## Job:
Find the word "false" in the data. Return every line where it appears.

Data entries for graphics
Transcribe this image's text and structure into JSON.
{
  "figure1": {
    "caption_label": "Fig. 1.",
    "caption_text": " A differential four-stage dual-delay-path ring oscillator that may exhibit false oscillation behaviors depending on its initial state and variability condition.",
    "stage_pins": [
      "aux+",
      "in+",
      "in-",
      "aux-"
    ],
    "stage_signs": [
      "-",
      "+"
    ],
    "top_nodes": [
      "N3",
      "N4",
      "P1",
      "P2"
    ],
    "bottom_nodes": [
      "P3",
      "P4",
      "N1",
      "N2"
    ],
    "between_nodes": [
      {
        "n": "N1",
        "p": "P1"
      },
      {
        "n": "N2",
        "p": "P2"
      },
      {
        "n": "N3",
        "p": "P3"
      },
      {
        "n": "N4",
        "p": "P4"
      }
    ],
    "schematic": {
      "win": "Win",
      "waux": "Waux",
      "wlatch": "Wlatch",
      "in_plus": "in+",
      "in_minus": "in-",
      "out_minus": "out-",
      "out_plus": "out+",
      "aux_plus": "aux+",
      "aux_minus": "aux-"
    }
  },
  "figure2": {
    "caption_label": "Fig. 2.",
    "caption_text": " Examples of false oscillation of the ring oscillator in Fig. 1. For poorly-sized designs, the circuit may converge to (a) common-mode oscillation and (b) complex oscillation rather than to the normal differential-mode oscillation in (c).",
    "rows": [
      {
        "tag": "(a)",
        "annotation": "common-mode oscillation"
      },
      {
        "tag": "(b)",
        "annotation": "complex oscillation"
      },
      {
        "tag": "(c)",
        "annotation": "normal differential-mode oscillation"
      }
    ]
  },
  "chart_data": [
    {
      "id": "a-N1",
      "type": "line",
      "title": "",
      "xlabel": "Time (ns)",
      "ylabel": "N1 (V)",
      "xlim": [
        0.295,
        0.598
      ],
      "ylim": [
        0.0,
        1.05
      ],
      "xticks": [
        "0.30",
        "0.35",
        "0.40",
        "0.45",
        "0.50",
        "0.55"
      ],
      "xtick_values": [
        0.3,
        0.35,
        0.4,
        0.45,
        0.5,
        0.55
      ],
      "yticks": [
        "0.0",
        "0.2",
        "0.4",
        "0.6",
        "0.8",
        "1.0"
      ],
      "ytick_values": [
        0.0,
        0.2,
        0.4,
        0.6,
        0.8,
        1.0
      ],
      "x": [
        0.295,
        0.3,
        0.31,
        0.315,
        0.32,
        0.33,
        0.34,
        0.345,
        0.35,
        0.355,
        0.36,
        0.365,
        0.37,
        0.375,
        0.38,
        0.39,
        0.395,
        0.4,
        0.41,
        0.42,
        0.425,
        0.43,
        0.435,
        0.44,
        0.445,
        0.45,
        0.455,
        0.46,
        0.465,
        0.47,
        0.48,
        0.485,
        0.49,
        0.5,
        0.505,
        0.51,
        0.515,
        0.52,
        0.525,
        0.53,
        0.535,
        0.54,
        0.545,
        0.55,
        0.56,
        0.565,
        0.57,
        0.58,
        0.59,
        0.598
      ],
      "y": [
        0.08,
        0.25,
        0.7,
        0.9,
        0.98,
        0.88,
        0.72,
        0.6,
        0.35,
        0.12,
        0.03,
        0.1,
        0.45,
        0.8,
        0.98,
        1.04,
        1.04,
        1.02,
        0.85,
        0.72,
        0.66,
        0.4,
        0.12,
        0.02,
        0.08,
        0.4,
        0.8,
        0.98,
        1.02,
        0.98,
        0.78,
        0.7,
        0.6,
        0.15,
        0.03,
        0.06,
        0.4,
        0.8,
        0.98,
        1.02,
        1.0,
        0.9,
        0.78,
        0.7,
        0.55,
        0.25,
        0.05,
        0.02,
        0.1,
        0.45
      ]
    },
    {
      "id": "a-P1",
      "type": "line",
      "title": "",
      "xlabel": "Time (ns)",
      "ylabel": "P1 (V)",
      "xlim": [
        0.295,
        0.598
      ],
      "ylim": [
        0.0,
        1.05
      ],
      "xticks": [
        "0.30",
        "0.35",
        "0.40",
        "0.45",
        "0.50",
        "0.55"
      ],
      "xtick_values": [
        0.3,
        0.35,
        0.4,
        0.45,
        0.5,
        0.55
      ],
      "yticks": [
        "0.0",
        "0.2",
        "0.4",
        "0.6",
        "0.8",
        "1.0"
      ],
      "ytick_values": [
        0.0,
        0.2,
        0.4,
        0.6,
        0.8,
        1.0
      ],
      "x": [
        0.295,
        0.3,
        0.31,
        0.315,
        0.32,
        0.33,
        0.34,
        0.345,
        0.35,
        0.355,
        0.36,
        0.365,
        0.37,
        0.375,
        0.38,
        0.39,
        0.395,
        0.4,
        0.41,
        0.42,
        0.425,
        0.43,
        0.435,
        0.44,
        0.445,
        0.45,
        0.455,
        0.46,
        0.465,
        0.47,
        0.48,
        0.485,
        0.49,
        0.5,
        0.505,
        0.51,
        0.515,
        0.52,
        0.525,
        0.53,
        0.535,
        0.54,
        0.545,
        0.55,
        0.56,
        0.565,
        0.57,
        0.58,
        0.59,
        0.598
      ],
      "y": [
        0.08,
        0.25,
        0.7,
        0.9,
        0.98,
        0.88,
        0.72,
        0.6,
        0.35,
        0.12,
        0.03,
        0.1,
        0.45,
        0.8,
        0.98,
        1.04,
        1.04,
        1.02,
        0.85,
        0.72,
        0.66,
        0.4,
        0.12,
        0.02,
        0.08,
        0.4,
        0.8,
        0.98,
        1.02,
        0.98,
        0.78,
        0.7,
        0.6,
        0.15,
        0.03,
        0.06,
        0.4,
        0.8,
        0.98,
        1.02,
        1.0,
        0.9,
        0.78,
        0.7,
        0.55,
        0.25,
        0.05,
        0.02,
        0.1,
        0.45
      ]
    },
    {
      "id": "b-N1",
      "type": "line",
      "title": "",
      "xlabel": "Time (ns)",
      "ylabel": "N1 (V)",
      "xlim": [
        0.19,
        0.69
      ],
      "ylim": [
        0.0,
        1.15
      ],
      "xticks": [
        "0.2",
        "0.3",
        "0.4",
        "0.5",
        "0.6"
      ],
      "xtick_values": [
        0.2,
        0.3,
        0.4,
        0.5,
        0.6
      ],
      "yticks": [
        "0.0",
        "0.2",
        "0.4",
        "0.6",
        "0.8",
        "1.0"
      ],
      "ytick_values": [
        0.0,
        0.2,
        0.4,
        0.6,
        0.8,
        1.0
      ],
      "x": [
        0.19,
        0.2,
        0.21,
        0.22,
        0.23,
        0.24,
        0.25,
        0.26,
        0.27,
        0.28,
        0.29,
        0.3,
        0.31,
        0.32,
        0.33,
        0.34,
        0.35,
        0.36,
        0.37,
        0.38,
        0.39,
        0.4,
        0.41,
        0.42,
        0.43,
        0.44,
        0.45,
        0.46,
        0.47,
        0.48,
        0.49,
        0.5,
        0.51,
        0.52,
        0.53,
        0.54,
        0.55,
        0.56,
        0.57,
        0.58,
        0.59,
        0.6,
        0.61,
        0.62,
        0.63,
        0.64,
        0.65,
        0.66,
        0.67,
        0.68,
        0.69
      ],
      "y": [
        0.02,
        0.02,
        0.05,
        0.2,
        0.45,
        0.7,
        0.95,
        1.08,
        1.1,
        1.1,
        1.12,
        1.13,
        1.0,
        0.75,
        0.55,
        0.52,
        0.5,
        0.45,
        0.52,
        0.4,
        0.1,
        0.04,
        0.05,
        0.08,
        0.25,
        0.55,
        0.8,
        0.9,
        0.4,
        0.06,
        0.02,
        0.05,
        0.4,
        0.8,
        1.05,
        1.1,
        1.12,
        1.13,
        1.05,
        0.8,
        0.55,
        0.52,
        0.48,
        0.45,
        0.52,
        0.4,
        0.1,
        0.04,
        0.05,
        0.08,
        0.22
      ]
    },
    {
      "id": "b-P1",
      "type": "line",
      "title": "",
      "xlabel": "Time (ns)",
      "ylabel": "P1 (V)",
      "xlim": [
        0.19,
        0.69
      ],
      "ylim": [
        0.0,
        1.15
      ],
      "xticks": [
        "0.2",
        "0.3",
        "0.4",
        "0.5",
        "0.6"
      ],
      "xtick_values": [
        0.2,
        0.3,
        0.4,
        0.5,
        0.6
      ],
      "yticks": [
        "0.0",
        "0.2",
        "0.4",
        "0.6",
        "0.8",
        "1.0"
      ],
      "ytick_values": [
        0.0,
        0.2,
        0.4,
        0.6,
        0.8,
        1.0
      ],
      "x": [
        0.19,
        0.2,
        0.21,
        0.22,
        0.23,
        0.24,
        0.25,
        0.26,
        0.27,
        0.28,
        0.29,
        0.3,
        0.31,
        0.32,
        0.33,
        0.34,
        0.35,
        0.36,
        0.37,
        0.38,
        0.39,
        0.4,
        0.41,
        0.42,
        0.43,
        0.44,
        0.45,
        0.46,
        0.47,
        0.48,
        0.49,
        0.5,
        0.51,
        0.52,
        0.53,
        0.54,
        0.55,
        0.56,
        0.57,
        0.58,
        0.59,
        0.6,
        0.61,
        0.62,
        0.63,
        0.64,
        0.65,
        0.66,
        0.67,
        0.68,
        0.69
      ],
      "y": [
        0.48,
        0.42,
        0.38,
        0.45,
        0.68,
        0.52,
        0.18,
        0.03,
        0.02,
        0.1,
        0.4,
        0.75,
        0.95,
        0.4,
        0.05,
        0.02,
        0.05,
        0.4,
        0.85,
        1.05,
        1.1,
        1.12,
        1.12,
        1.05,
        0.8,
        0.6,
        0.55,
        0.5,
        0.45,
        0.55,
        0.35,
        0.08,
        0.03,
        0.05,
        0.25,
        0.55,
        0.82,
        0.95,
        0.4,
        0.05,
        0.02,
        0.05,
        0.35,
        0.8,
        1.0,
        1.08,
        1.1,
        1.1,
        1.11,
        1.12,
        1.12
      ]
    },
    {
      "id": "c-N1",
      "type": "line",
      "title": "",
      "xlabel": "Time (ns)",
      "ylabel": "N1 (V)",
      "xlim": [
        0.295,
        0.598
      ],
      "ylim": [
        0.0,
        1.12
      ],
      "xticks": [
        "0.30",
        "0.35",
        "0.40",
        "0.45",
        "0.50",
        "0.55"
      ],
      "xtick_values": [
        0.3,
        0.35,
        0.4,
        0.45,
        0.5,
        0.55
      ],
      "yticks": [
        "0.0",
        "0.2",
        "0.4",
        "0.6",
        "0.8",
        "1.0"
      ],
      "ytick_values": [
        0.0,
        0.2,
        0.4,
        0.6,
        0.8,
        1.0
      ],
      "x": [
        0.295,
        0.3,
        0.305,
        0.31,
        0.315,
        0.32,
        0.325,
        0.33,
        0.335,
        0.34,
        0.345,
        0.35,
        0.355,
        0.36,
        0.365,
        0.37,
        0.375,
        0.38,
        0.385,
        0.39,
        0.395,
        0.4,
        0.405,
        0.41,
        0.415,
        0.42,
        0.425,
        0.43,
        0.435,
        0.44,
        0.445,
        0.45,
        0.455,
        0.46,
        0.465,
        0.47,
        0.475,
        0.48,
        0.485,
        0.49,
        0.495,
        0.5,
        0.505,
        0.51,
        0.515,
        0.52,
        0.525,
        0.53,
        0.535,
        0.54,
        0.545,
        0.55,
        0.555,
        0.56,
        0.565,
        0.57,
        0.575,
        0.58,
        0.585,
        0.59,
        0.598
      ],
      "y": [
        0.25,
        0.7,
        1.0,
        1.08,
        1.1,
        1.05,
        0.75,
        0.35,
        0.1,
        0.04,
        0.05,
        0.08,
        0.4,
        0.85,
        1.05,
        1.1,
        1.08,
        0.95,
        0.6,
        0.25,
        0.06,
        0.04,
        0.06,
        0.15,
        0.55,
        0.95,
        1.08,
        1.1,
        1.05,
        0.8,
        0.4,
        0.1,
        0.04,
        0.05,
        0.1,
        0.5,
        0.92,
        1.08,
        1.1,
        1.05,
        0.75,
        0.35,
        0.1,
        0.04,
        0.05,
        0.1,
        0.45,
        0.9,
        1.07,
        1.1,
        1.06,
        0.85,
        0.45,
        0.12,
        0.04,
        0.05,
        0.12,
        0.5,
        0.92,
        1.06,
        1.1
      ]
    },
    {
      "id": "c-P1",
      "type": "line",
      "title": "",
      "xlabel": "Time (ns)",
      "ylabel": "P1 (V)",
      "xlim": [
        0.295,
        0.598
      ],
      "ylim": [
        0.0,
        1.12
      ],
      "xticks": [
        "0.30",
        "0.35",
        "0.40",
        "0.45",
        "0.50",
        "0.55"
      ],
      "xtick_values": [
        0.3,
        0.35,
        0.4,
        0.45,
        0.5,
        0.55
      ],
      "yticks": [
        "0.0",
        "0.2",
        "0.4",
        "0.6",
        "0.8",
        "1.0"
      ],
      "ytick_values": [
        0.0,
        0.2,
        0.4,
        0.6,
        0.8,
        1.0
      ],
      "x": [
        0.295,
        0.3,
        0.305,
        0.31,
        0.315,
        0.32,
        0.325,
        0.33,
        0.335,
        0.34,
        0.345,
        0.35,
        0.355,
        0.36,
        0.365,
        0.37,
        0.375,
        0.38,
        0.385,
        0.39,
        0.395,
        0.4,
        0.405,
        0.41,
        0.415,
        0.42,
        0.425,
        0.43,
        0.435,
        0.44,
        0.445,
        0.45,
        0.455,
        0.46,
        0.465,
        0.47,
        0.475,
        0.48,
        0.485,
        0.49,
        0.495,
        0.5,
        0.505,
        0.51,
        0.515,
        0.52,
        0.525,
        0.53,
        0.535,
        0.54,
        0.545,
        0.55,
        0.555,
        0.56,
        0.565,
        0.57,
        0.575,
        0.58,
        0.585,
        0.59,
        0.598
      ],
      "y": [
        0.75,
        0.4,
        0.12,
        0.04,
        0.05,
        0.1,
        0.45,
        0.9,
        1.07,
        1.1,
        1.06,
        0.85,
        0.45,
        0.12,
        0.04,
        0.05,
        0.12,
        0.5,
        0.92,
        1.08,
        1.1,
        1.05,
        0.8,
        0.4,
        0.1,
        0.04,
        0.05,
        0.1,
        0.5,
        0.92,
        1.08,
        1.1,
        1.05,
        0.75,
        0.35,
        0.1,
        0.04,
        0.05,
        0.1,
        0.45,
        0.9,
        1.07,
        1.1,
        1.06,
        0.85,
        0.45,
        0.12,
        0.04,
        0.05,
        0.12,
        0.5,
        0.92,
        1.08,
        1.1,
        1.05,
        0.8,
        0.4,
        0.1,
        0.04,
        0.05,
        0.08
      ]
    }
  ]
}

## Full response:
    "caption_text": " A differential four-stage dual-delay-path ring oscillator that may exhibit false oscillation behaviors depending on its initial state and variability condition.",
    "caption_text": " Examples of false oscillation of the ring oscillator in Fig. 1. For poorly-sized designs, the circuit may converge to (a) common-mode oscillation and (b) complex oscillation rather than to the normal differential-mode oscillation in (c).",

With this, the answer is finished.